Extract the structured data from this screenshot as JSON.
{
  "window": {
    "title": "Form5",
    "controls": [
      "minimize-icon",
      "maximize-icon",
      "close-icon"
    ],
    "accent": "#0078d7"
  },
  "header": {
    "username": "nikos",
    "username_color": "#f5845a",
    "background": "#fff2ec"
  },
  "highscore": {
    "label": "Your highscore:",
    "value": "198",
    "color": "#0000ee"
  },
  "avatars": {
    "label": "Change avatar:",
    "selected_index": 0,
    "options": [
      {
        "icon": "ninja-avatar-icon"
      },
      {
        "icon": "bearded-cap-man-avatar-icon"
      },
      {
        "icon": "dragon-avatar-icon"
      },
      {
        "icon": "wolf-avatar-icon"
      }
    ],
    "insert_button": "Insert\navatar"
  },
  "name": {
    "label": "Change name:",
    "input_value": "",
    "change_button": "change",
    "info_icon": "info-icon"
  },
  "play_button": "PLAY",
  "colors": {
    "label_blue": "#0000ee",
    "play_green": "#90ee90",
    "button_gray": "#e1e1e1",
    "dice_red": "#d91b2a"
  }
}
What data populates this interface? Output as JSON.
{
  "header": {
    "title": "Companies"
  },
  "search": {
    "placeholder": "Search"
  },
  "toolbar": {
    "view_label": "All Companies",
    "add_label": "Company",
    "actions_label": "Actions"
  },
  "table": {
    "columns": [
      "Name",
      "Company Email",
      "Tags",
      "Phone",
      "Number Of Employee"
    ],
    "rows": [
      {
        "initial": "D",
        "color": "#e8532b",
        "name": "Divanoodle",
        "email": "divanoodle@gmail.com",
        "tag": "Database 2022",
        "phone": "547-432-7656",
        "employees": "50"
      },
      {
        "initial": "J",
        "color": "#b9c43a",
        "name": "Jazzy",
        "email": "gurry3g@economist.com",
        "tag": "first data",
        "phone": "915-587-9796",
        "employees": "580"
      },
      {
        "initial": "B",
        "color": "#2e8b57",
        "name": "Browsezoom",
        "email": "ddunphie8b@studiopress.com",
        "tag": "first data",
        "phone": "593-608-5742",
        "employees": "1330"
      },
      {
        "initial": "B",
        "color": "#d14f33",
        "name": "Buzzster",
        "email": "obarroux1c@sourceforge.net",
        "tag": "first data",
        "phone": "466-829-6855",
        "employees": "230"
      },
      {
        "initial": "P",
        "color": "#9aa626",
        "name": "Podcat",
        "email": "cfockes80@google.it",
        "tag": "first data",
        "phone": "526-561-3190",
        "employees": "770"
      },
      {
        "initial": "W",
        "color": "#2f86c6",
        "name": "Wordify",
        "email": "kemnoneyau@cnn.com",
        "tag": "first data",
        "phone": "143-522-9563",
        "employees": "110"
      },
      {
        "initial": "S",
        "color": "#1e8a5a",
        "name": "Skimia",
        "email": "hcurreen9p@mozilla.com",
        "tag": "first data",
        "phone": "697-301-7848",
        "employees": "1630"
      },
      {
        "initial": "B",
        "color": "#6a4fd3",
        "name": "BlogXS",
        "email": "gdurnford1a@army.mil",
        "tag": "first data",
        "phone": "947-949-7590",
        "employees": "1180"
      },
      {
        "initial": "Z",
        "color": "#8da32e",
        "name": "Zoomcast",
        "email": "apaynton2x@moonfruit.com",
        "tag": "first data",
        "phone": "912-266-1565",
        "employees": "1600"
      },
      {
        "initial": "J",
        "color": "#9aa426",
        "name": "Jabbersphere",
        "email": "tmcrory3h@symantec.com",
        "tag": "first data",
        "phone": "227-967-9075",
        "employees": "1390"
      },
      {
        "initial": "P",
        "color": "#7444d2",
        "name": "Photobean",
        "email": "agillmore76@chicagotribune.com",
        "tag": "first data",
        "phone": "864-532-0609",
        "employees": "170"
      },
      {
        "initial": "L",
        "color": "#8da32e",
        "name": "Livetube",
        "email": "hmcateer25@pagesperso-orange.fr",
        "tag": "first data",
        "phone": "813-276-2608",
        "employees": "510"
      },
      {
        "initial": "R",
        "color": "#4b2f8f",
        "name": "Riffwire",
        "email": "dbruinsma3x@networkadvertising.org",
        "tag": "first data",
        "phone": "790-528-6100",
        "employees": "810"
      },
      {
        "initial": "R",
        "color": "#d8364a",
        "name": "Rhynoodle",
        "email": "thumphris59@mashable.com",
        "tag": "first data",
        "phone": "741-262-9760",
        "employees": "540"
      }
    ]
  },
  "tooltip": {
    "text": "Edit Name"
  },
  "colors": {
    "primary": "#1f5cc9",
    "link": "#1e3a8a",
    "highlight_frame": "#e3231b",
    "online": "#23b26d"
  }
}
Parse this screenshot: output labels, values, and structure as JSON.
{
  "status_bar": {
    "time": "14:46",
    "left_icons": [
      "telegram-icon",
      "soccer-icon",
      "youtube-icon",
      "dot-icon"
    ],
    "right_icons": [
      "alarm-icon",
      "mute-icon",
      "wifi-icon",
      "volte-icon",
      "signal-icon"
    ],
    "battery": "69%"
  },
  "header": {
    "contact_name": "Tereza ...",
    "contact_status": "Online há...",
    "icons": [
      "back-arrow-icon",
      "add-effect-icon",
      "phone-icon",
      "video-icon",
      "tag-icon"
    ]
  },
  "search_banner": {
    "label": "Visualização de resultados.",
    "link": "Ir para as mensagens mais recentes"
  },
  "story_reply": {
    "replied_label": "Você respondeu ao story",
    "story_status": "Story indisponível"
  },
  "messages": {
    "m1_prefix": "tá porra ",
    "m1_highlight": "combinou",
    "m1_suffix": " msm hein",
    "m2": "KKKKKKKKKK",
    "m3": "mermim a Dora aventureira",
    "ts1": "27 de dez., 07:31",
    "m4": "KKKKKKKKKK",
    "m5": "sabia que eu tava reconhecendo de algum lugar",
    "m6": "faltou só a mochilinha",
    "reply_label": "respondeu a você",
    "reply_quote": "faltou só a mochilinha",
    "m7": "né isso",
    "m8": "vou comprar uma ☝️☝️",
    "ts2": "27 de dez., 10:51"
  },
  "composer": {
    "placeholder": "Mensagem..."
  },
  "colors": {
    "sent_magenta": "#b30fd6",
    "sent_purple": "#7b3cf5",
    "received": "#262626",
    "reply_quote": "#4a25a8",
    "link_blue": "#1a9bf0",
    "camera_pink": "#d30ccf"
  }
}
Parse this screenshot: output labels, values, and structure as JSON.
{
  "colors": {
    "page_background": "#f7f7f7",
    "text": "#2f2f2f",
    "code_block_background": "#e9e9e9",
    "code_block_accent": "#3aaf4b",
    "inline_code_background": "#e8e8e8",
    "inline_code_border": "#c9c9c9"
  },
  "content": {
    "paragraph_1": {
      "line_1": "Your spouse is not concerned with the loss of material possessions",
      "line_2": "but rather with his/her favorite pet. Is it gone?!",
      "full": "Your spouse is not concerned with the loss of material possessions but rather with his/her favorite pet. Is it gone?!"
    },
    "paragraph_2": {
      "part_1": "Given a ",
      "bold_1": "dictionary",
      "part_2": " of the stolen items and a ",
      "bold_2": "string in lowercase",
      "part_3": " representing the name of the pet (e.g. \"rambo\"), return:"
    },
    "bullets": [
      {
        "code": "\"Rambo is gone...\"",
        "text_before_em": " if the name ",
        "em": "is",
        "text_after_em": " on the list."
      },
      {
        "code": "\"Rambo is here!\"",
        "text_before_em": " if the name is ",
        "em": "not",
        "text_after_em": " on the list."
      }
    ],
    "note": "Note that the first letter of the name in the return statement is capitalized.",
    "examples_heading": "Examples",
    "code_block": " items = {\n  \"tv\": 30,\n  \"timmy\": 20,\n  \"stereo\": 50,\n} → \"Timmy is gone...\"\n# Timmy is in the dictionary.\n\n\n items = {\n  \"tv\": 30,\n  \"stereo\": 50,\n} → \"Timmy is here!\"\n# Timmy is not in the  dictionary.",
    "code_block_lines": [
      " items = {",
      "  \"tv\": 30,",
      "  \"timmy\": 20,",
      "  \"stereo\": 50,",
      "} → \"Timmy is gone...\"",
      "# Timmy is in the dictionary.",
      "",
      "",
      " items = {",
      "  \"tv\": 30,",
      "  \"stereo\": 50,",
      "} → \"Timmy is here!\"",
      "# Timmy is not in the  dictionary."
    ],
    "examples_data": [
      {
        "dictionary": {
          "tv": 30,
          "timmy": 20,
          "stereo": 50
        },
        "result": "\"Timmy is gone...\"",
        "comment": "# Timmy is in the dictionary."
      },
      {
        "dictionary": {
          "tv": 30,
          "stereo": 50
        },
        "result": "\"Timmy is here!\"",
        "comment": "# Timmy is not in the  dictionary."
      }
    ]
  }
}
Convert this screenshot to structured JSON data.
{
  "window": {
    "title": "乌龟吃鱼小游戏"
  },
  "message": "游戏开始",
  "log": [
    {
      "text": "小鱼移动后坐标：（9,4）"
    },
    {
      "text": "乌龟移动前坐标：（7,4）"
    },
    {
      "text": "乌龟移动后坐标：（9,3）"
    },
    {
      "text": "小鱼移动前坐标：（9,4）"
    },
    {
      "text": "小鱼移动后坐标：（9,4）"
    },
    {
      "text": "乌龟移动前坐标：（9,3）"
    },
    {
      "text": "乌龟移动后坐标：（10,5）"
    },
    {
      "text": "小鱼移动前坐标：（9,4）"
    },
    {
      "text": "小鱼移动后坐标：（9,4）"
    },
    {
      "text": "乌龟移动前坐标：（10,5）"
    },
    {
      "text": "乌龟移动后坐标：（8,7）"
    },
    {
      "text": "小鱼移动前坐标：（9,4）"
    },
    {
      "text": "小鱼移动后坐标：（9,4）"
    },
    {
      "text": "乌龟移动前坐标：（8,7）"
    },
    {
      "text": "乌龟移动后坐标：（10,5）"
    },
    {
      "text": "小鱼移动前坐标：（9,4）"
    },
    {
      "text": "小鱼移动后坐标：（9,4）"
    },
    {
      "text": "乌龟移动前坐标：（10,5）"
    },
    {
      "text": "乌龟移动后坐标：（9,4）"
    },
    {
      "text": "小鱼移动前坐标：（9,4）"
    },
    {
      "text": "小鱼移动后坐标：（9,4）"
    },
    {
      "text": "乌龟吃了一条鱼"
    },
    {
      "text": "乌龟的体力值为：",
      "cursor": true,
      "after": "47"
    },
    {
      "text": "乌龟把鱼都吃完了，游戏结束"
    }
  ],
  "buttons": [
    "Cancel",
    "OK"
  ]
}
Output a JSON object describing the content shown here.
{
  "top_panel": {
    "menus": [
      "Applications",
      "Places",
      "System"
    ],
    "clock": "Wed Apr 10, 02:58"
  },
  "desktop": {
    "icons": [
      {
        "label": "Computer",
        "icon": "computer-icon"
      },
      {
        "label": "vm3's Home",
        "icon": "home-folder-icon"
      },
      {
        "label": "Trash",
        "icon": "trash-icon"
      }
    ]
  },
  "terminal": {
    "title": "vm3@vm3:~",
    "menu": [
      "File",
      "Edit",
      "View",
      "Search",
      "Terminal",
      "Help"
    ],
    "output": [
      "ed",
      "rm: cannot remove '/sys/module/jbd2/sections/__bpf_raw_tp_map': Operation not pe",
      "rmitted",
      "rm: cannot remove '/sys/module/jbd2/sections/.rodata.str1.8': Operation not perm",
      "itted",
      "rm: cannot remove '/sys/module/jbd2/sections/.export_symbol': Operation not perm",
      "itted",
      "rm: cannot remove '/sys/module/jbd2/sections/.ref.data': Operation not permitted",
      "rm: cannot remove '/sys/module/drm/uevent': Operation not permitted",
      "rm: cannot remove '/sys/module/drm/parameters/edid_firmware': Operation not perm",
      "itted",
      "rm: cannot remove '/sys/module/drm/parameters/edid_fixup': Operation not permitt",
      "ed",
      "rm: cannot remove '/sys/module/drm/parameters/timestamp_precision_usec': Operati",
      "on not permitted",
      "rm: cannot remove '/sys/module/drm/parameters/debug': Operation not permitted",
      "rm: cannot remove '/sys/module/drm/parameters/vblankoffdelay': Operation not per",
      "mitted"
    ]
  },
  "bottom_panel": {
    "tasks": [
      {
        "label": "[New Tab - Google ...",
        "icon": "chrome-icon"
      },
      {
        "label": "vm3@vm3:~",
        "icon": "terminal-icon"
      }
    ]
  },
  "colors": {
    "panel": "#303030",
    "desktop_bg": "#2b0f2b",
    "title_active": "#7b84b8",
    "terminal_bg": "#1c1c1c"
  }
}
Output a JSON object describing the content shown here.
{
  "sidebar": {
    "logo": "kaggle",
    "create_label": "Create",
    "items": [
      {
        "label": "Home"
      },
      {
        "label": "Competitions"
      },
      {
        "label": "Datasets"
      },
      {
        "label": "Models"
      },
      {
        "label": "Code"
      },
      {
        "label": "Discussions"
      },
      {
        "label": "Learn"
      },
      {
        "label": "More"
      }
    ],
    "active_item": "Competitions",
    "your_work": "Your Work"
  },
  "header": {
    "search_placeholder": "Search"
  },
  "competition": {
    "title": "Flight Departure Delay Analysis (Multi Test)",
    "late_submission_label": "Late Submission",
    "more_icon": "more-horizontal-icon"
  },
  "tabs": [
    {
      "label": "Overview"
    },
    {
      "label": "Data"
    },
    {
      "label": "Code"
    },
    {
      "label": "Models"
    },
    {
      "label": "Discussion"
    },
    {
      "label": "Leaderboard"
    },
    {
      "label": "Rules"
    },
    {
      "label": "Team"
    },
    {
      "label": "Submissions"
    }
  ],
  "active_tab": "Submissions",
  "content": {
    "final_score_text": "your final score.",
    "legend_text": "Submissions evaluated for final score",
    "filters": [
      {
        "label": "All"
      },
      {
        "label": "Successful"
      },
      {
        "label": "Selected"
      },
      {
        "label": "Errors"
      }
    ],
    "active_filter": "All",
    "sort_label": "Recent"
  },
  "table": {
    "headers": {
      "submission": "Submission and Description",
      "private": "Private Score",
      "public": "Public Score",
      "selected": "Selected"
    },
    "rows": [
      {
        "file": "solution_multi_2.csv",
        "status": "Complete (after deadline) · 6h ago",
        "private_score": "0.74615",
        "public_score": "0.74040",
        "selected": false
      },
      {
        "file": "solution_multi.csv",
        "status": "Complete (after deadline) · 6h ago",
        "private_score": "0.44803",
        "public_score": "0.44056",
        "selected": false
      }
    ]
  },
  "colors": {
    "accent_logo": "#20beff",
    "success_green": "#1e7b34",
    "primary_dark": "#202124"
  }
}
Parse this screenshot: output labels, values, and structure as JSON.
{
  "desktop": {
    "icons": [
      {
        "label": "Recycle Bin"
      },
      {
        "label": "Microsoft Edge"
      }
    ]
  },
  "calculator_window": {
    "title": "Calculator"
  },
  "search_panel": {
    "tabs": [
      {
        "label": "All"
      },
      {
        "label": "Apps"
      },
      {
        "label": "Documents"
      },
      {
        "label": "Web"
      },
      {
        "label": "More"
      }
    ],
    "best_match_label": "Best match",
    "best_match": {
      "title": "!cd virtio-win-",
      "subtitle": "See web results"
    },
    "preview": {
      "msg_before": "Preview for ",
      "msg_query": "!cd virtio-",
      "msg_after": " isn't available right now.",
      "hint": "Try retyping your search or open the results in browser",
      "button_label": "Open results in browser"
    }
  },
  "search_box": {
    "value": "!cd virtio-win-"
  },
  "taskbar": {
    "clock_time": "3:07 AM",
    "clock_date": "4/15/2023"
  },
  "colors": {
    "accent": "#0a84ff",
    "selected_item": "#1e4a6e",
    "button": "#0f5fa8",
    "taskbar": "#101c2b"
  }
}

• • • • • • •

Given task – Find each line holding "Companies". Copy it out.

Response below –
    "title": "Companies"
    "view_label": "All Companies",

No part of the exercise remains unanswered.